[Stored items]
----------
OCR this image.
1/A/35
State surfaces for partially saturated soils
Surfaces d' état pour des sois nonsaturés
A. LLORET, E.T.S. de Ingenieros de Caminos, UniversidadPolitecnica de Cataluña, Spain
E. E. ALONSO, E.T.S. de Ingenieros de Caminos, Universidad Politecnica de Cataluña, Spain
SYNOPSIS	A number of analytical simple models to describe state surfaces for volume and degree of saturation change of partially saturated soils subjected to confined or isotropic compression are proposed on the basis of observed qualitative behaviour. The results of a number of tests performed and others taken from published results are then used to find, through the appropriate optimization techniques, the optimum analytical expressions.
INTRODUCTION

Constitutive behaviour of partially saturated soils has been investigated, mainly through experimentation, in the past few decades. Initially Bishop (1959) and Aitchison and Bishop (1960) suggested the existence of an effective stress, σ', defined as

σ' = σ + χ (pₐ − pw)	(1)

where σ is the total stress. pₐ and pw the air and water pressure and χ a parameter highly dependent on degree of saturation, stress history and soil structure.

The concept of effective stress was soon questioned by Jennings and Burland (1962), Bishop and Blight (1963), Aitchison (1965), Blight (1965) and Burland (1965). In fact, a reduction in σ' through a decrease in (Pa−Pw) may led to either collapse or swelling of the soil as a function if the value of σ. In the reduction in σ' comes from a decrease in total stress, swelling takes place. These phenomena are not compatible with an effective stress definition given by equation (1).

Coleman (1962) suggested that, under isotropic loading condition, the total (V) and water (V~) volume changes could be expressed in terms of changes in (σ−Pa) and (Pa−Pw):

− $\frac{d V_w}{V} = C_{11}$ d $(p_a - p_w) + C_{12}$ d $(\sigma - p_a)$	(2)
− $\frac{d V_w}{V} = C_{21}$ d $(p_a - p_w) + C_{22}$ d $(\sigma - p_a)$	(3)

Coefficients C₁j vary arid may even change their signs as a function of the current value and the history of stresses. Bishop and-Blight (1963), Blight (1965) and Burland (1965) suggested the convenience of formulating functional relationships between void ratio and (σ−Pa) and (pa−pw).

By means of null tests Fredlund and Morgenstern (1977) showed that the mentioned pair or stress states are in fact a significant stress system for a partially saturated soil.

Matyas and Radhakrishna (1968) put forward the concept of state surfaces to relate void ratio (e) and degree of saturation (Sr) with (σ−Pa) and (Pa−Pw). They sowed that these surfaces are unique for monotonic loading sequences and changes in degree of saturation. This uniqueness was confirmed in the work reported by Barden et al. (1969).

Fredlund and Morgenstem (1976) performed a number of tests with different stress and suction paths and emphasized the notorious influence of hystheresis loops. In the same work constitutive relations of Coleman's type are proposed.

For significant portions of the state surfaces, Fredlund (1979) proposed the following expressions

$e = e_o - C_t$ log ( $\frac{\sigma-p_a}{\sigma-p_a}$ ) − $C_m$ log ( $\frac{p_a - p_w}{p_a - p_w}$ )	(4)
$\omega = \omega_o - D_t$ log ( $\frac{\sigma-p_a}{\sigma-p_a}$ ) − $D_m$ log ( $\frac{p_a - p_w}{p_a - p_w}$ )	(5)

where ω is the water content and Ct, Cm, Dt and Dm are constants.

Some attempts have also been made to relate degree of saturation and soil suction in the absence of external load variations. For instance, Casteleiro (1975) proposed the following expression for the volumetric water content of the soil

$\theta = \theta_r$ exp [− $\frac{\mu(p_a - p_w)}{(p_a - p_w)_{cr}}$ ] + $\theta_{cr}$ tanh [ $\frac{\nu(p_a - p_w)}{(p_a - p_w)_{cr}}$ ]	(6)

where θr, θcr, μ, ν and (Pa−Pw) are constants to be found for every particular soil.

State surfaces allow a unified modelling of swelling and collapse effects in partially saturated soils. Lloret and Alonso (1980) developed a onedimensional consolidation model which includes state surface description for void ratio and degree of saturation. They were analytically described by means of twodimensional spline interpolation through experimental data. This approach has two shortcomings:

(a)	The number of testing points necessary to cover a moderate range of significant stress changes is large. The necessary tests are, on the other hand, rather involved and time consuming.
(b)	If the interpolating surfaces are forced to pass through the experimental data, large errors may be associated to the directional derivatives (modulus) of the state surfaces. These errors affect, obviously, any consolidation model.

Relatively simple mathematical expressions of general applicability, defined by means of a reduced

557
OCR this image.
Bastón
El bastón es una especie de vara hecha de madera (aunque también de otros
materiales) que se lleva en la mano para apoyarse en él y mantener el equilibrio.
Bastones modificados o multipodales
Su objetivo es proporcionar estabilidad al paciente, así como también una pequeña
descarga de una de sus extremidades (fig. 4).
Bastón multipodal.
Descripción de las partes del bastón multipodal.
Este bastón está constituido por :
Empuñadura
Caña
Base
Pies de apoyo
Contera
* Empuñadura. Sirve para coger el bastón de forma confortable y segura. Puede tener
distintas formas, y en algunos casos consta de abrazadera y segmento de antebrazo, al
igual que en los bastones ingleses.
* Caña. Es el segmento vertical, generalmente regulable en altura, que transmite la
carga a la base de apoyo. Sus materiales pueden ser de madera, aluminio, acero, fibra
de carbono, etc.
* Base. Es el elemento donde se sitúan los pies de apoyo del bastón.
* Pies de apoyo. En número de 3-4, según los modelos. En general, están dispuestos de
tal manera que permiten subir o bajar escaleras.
----------
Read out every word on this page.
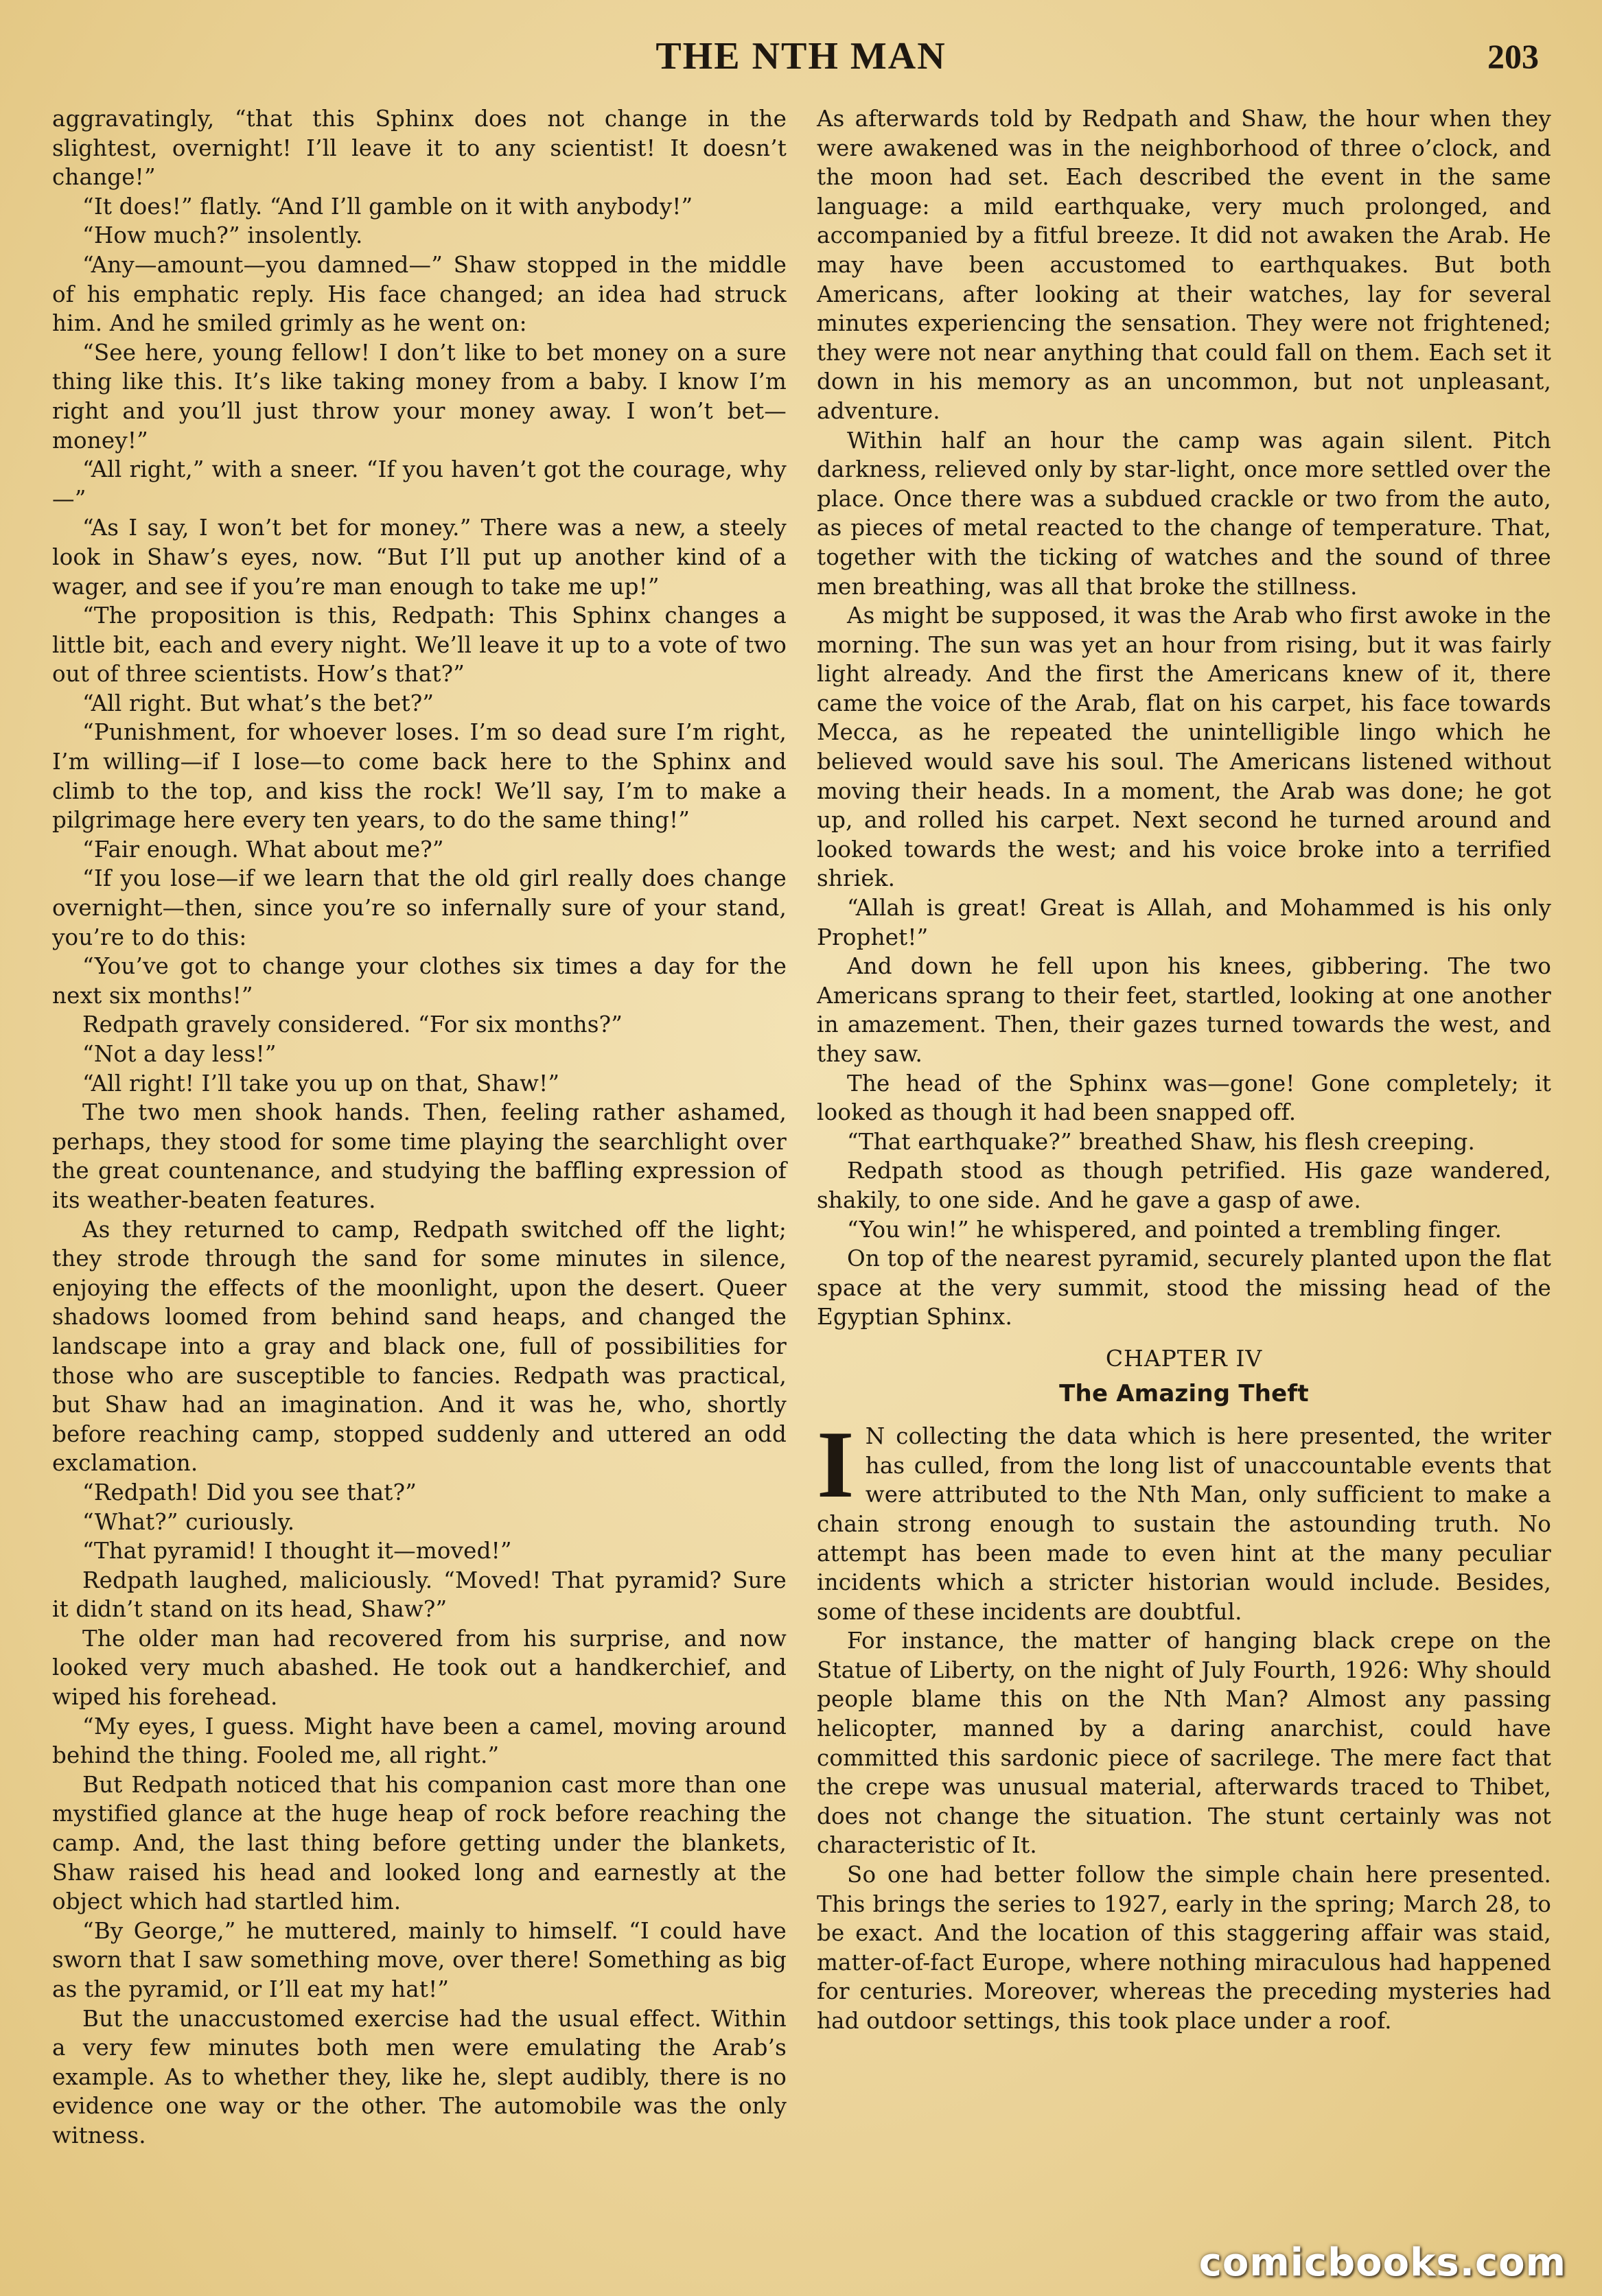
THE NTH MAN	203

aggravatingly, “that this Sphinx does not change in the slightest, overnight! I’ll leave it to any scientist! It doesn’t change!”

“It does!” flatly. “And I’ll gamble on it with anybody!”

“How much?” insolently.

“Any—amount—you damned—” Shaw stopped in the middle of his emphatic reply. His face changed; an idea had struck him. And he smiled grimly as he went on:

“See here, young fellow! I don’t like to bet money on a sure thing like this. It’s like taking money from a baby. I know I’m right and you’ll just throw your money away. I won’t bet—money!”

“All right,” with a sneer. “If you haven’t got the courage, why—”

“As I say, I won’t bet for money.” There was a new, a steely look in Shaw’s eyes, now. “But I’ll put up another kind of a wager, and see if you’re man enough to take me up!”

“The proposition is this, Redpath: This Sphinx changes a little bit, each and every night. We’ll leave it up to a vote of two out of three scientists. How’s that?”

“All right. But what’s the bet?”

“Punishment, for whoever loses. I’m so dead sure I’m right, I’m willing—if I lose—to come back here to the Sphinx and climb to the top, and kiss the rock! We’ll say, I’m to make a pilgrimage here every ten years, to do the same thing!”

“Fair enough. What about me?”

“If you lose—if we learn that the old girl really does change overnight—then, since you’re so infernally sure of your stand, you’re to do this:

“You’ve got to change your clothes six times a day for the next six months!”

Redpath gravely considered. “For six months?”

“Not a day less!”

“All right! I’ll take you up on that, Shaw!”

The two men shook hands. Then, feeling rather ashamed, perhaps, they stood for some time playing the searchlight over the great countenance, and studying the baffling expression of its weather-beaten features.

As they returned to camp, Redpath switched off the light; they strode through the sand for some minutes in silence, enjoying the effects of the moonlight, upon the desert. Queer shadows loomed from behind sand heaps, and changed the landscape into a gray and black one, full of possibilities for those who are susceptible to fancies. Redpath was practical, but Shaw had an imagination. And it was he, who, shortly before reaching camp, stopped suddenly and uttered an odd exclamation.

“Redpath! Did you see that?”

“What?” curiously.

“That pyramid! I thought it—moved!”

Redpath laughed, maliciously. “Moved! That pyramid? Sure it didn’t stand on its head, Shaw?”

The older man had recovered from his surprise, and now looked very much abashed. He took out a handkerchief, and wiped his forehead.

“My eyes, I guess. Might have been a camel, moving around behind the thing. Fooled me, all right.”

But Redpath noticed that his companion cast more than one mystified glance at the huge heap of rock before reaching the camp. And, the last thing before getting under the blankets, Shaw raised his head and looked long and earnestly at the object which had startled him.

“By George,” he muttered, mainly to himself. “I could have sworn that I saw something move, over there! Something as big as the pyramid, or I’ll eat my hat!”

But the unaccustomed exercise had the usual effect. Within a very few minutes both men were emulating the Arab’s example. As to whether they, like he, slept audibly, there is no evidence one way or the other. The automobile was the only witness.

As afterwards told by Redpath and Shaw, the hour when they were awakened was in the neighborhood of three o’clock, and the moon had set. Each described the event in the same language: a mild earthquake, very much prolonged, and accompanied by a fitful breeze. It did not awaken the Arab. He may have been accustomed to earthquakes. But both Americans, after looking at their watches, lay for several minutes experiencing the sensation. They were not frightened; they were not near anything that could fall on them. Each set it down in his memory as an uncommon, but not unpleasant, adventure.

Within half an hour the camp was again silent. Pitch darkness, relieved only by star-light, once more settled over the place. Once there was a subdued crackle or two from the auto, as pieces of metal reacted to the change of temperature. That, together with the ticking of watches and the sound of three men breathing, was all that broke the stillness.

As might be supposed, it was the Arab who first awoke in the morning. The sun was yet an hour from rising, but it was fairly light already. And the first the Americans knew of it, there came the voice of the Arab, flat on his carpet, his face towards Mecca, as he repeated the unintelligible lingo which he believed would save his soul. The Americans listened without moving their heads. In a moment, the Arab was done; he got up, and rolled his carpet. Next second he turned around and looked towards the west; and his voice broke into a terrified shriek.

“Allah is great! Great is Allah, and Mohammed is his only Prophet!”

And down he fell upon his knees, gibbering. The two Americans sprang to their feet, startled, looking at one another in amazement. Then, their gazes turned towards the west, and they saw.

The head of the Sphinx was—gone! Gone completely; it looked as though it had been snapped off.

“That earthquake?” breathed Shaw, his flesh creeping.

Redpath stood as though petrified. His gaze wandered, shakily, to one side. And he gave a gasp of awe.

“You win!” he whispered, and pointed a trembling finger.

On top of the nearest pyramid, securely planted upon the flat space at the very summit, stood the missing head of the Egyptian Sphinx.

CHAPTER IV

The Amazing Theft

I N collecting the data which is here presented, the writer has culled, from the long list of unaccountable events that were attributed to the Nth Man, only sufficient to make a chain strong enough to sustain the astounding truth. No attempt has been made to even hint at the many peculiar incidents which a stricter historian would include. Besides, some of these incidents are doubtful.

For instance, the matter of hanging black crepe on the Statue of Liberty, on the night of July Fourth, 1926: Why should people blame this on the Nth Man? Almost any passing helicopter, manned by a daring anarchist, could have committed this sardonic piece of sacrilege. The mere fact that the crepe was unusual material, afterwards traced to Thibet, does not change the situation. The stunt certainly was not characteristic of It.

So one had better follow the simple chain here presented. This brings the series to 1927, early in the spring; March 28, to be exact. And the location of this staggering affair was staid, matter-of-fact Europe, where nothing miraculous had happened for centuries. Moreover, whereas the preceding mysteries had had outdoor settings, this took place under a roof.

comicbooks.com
----------
Task goal: Gather and return every line that holds the string "following".

Answer to this task:
For significant portions of the state surfaces, Fredlund (1979) proposed the following expressions
Some attempts have also been made to relate degree of saturation and soil suction in the absence of external load variations. For instance, Casteleiro (1975) proposed the following expression for the volumetric water content of the soil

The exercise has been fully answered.